**PROBLEM DETAILS**
Search the material below for the string "JSON" and list each line that holds it.

^^^^^^^^

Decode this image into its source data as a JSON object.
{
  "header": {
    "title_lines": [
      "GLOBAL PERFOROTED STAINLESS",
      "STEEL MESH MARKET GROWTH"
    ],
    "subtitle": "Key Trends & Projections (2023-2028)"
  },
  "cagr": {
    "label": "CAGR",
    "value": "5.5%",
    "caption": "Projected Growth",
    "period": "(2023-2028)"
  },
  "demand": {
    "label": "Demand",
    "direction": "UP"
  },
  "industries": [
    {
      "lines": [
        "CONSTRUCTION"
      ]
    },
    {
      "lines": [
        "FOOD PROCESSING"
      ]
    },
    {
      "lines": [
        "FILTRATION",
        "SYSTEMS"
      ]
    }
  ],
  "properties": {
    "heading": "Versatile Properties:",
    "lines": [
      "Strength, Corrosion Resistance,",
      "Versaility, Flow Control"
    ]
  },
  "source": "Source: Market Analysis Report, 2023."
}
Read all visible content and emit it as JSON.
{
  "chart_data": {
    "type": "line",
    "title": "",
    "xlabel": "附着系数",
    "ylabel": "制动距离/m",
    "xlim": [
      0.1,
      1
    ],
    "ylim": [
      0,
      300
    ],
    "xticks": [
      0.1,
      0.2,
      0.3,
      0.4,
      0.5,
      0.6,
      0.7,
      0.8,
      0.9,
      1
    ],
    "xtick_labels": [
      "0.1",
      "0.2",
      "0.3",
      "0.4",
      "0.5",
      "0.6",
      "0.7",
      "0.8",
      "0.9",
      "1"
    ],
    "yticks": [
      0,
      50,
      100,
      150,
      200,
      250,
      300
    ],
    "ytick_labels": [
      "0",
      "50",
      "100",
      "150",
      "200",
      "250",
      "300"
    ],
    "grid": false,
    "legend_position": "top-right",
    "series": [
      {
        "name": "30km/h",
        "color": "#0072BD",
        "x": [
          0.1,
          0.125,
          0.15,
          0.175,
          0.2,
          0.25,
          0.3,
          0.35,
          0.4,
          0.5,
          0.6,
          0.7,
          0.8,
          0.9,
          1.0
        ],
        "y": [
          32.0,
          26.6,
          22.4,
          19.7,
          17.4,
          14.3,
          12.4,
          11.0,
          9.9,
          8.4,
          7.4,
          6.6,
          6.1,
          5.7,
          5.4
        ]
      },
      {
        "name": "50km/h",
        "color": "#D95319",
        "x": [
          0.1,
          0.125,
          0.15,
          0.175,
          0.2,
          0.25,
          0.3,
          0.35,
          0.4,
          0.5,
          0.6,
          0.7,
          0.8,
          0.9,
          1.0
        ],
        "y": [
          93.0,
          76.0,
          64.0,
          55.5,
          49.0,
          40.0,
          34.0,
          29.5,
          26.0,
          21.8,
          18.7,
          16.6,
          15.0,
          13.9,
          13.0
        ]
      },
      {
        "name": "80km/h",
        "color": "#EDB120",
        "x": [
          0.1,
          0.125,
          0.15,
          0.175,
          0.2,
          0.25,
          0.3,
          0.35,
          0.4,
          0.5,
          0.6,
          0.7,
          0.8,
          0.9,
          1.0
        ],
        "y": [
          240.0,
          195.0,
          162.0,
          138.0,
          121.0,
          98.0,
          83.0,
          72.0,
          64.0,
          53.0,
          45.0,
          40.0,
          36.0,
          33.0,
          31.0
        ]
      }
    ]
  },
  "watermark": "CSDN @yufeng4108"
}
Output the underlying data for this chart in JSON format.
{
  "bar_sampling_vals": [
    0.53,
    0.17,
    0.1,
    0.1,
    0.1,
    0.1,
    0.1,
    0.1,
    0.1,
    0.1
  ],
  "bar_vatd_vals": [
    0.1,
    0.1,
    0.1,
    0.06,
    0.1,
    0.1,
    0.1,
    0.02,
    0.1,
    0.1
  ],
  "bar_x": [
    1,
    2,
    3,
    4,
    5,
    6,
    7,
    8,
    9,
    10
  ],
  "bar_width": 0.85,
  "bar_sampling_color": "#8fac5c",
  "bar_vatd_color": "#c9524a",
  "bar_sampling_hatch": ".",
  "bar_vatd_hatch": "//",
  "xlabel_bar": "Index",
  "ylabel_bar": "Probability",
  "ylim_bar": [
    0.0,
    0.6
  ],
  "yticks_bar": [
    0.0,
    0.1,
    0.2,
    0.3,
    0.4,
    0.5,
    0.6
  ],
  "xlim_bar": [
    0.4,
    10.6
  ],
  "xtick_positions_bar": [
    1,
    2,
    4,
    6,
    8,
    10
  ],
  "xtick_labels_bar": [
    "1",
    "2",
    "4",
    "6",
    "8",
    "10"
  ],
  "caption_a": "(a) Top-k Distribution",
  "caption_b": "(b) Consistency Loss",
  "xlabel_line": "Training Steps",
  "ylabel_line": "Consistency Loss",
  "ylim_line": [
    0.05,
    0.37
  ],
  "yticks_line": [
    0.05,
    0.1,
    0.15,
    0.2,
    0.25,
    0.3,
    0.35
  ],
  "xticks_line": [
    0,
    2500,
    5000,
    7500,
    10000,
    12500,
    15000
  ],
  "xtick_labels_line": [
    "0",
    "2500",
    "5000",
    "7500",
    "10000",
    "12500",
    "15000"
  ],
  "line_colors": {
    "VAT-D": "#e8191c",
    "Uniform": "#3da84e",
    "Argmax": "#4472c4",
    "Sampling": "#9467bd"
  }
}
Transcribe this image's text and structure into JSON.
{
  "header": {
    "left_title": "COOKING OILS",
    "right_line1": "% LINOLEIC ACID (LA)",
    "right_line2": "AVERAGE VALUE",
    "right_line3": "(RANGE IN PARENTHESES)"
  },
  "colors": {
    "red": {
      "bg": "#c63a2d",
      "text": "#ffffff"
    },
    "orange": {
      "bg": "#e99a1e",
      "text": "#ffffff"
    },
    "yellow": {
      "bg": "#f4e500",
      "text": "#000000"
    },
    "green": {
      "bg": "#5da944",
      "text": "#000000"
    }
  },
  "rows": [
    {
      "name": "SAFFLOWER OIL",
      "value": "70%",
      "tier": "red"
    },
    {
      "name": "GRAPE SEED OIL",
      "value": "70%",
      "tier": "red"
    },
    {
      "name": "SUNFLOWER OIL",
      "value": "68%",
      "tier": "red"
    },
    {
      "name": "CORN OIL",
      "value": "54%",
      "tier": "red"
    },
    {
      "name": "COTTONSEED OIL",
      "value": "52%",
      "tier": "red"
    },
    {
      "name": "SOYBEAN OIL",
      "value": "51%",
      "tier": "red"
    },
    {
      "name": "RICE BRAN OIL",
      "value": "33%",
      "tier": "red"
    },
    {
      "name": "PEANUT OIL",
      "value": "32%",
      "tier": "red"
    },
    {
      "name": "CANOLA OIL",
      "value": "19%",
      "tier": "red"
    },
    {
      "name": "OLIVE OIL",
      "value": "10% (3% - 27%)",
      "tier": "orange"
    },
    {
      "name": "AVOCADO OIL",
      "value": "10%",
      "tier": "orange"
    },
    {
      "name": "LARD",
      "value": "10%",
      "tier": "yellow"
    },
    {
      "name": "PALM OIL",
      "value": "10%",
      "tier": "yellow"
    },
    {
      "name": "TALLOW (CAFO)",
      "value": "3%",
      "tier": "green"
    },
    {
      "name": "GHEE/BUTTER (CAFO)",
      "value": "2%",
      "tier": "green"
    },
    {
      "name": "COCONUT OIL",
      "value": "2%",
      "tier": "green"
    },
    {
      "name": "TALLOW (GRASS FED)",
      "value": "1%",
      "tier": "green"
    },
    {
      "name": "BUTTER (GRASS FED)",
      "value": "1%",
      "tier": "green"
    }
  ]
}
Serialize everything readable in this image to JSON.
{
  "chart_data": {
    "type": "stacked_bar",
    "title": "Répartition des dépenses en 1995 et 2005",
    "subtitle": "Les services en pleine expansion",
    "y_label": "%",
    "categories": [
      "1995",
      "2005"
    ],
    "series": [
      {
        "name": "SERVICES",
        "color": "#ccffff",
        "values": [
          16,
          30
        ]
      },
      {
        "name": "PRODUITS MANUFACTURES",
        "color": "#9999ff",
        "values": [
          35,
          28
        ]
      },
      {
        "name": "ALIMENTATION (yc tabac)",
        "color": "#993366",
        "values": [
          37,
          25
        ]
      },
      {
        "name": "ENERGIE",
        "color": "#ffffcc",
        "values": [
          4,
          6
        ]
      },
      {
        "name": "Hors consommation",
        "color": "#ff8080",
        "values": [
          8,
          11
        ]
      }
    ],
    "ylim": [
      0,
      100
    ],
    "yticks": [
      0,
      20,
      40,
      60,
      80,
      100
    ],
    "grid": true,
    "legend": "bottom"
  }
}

^^^^^^^^

**WRITTEN RESPONSE**
Decode this image into its source data as a JSON object.
Read all visible content and emit it as JSON.
Output the underlying data for this chart in JSON format.
Transcribe this image's text and structure into JSON.
Serialize everything readable in this image to JSON.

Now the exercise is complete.